▶ Stated exercise
Give all of the lines again exactly as they read.

-- begin --

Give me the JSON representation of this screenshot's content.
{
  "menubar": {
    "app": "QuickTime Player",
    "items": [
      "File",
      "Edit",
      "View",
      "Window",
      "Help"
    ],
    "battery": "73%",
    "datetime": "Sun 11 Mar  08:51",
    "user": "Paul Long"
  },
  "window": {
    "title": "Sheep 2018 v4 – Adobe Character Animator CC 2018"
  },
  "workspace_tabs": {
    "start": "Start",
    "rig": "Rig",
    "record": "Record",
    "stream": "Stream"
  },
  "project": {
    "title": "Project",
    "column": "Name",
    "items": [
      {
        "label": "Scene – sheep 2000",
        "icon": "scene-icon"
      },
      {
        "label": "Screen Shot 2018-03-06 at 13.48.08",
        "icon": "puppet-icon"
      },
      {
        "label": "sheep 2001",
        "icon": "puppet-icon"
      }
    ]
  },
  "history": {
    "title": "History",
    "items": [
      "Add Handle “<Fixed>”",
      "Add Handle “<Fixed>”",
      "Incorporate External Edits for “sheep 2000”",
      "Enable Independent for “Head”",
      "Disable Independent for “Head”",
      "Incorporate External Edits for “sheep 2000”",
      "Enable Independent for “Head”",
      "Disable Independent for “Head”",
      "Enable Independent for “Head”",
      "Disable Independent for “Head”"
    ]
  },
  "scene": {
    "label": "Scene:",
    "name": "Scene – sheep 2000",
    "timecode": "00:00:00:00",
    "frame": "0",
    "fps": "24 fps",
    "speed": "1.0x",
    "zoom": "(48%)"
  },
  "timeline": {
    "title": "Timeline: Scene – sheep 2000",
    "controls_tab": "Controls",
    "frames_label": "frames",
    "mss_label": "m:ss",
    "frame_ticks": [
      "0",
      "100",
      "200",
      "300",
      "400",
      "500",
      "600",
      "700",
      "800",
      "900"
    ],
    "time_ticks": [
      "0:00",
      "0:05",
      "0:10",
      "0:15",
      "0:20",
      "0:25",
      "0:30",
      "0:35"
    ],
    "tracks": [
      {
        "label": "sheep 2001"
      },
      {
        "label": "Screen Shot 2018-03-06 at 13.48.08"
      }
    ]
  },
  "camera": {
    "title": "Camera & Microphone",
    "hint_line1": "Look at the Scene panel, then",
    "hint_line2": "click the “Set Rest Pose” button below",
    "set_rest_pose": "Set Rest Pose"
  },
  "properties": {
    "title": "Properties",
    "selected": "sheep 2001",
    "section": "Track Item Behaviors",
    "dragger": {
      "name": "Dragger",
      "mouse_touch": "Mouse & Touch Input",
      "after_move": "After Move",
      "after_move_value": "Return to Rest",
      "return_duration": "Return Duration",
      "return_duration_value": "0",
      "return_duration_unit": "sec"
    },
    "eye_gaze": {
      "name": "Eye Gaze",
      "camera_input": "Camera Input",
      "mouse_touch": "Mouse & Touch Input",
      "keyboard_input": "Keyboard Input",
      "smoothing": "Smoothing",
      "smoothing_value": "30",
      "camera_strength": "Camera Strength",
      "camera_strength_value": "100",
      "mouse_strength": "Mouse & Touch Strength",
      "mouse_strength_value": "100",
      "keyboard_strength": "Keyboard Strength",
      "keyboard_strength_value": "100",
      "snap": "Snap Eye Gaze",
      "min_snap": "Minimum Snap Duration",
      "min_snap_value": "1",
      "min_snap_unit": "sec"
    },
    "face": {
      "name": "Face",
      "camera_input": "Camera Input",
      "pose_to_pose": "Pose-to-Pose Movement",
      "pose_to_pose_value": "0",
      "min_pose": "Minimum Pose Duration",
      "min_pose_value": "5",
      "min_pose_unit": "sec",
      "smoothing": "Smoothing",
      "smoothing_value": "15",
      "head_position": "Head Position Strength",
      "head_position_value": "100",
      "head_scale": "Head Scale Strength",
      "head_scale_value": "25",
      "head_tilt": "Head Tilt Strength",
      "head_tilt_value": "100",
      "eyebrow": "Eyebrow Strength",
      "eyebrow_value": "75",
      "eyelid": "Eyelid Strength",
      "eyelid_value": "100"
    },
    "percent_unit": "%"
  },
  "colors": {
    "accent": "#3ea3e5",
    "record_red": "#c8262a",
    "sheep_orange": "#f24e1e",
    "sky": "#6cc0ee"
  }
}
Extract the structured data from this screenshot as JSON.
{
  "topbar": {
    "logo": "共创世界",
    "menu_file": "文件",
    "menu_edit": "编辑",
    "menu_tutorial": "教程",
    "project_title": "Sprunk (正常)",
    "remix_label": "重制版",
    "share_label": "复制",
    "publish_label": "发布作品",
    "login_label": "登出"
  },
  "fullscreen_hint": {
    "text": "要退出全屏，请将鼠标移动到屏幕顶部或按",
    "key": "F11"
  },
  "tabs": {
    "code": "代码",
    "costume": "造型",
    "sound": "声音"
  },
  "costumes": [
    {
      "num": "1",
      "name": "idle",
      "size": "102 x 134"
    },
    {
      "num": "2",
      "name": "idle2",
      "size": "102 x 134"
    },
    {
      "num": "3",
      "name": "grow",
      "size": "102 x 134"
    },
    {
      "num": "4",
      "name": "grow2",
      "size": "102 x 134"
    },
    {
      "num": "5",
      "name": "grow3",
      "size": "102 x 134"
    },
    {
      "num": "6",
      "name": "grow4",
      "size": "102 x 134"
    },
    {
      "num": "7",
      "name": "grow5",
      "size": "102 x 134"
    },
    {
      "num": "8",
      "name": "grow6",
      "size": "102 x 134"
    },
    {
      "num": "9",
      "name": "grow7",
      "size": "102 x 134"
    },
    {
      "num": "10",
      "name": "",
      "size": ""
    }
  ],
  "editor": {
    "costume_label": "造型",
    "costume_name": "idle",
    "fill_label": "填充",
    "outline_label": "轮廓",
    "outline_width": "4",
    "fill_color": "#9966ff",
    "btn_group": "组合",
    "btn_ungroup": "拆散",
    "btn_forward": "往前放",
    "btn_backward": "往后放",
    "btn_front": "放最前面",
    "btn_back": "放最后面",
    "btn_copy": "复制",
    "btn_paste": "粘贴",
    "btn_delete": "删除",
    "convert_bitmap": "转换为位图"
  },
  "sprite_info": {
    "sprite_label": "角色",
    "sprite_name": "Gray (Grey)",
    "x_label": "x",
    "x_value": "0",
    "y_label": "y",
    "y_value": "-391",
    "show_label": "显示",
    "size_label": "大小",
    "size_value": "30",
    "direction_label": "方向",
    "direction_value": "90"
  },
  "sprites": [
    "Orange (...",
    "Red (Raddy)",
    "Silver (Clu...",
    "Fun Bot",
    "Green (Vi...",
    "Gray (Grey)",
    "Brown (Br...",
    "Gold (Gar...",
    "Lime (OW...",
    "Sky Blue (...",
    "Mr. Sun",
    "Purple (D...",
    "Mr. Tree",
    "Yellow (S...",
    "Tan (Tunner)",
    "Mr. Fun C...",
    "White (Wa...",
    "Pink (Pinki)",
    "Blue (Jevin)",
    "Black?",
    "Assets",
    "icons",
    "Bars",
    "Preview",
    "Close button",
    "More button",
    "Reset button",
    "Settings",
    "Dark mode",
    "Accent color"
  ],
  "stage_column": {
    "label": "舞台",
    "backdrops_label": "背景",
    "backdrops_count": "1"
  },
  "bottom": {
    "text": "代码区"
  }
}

-- end --

▶ Written response
Give me the JSON representation of this screenshot's content.
{
  "menubar": {
    "app": "QuickTime Player",
    "items": [
      "File",
      "Edit",
      "View",
      "Window",
      "Help"
    ],
    "battery": "73%",
    "datetime": "Sun 11 Mar  08:51",
    "user": "Paul Long"
  },
  "window": {
    "title": "Sheep 2018 v4 – Adobe Character Animator CC 2018"
  },
  "workspace_tabs": {
    "start": "Start",
    "rig": "Rig",
    "record": "Record",
    "stream": "Stream"
  },
  "project": {
    "title": "Project",
    "column": "Name",
    "items": [
      {
        "label": "Scene – sheep 2000",
        "icon": "scene-icon"
      },
      {
        "label": "Screen Shot 2018-03-06 at 13.48.08",
        "icon": "puppet-icon"
      },
      {
        "label": "sheep 2001",
        "icon": "puppet-icon"
      }
    ]
  },
  "history": {
    "title": "History",
    "items": [
      "Add Handle “<Fixed>”",
      "Add Handle “<Fixed>”",
      "Incorporate External Edits for “sheep 2000”",
      "Enable Independent for “Head”",
      "Disable Independent for “Head”",
      "Incorporate External Edits for “sheep 2000”",
      "Enable Independent for “Head”",
      "Disable Independent for “Head”",
      "Enable Independent for “Head”",
      "Disable Independent for “Head”"
    ]
  },
  "scene": {
    "label": "Scene:",
    "name": "Scene – sheep 2000",
    "timecode": "00:00:00:00",
    "frame": "0",
    "fps": "24 fps",
    "speed": "1.0x",
    "zoom": "(48%)"
  },
  "timeline": {
    "title": "Timeline: Scene – sheep 2000",
    "controls_tab": "Controls",
    "frames_label": "frames",
    "mss_label": "m:ss",
    "frame_ticks": [
      "0",
      "100",
      "200",
      "300",
      "400",
      "500",
      "600",
      "700",
      "800",
      "900"
    ],
    "time_ticks": [
      "0:00",
      "0:05",
      "0:10",
      "0:15",
      "0:20",
      "0:25",
      "0:30",
      "0:35"
    ],
    "tracks": [
      {
        "label": "sheep 2001"
      },
      {
        "label": "Screen Shot 2018-03-06 at 13.48.08"
      }
    ]
  },
  "camera": {
    "title": "Camera & Microphone",
    "hint_line1": "Look at the Scene panel, then",
    "hint_line2": "click the “Set Rest Pose” button below",
    "set_rest_pose": "Set Rest Pose"
  },
  "properties": {
    "title": "Properties",
    "selected": "sheep 2001",
    "section": "Track Item Behaviors",
    "dragger": {
      "name": "Dragger",
      "mouse_touch": "Mouse & Touch Input",
      "after_move": "After Move",
      "after_move_value": "Return to Rest",
      "return_duration": "Return Duration",
      "return_duration_value": "0",
      "return_duration_unit": "sec"
    },
    "eye_gaze": {
      "name": "Eye Gaze",
      "camera_input": "Camera Input",
      "mouse_touch": "Mouse & Touch Input",
      "keyboard_input": "Keyboard Input",
      "smoothing": "Smoothing",
      "smoothing_value": "30",
      "camera_strength": "Camera Strength",
      "camera_strength_value": "100",
      "mouse_strength": "Mouse & Touch Strength",
      "mouse_strength_value": "100",
      "keyboard_strength": "Keyboard Strength",
      "keyboard_strength_value": "100",
      "snap": "Snap Eye Gaze",
      "min_snap": "Minimum Snap Duration",
      "min_snap_value": "1",
      "min_snap_unit": "sec"
    },
    "face": {
      "name": "Face",
      "camera_input": "Camera Input",
      "pose_to_pose": "Pose-to-Pose Movement",
      "pose_to_pose_value": "0",
      "min_pose": "Minimum Pose Duration",
      "min_pose_value": "5",
      "min_pose_unit": "sec",
      "smoothing": "Smoothing",
      "smoothing_value": "15",
      "head_position": "Head Position Strength",
      "head_position_value": "100",
      "head_scale": "Head Scale Strength",
      "head_scale_value": "25",
      "head_tilt": "Head Tilt Strength",
      "head_tilt_value": "100",
      "eyebrow": "Eyebrow Strength",
      "eyebrow_value": "75",
      "eyelid": "Eyelid Strength",
      "eyelid_value": "100"
    },
    "percent_unit": "%"
  },
  "colors": {
    "accent": "#3ea3e5",
    "record_red": "#c8262a",
    "sheep_orange": "#f24e1e",
    "sky": "#6cc0ee"
  }
}
Extract the structured data from this screenshot as JSON.
{
  "topbar": {
    "logo": "共创世界",
    "menu_file": "文件",
    "menu_edit": "编辑",
    "menu_tutorial": "教程",
    "project_title": "Sprunk (正常)",
    "remix_label": "重制版",
    "share_label": "复制",
    "publish_label": "发布作品",
    "login_label": "登出"
  },
  "fullscreen_hint": {
    "text": "要退出全屏，请将鼠标移动到屏幕顶部或按",
    "key": "F11"
  },
  "tabs": {
    "code": "代码",
    "costume": "造型",
    "sound": "声音"
  },
  "costumes": [
    {
      "num": "1",
      "name": "idle",
      "size": "102 x 134"
    },
    {
      "num": "2",
      "name": "idle2",
      "size": "102 x 134"
    },
    {
      "num": "3",
      "name": "grow",
      "size": "102 x 134"
    },
    {
      "num": "4",
      "name": "grow2",
      "size": "102 x 134"
    },
    {
      "num": "5",
      "name": "grow3",
      "size": "102 x 134"
    },
    {
      "num": "6",
      "name": "grow4",
      "size": "102 x 134"
    },
    {
      "num": "7",
      "name": "grow5",
      "size": "102 x 134"
    },
    {
      "num": "8",
      "name": "grow6",
      "size": "102 x 134"
    },
    {
      "num": "9",
      "name": "grow7",
      "size": "102 x 134"
    },
    {
      "num": "10",
      "name": "",
      "size": ""
    }
  ],
  "editor": {
    "costume_label": "造型",
    "costume_name": "idle",
    "fill_label": "填充",
    "outline_label": "轮廓",
    "outline_width": "4",
    "fill_color": "#9966ff",
    "btn_group": "组合",
    "btn_ungroup": "拆散",
    "btn_forward": "往前放",
    "btn_backward": "往后放",
    "btn_front": "放最前面",
    "btn_back": "放最后面",
    "btn_copy": "复制",
    "btn_paste": "粘贴",
    "btn_delete": "删除",
    "convert_bitmap": "转换为位图"
  },
  "sprite_info": {
    "sprite_label": "角色",
    "sprite_name": "Gray (Grey)",
    "x_label": "x",
    "x_value": "0",
    "y_label": "y",
    "y_value": "-391",
    "show_label": "显示",
    "size_label": "大小",
    "size_value": "30",
    "direction_label": "方向",
    "direction_value": "90"
  },
  "sprites": [
    "Orange (...",
    "Red (Raddy)",
    "Silver (Clu...",
    "Fun Bot",
    "Green (Vi...",
    "Gray (Grey)",
    "Brown (Br...",
    "Gold (Gar...",
    "Lime (OW...",
    "Sky Blue (...",
    "Mr. Sun",
    "Purple (D...",
    "Mr. Tree",
    "Yellow (S...",
    "Tan (Tunner)",
    "Mr. Fun C...",
    "White (Wa...",
    "Pink (Pinki)",
    "Blue (Jevin)",
    "Black?",
    "Assets",
    "icons",
    "Bars",
    "Preview",
    "Close button",
    "More button",
    "Reset button",
    "Settings",
    "Dark mode",
    "Accent color"
  ],
  "stage_column": {
    "label": "舞台",
    "backdrops_label": "背景",
    "backdrops_count": "1"
  },
  "bottom": {
    "text": "代码区"
  }
}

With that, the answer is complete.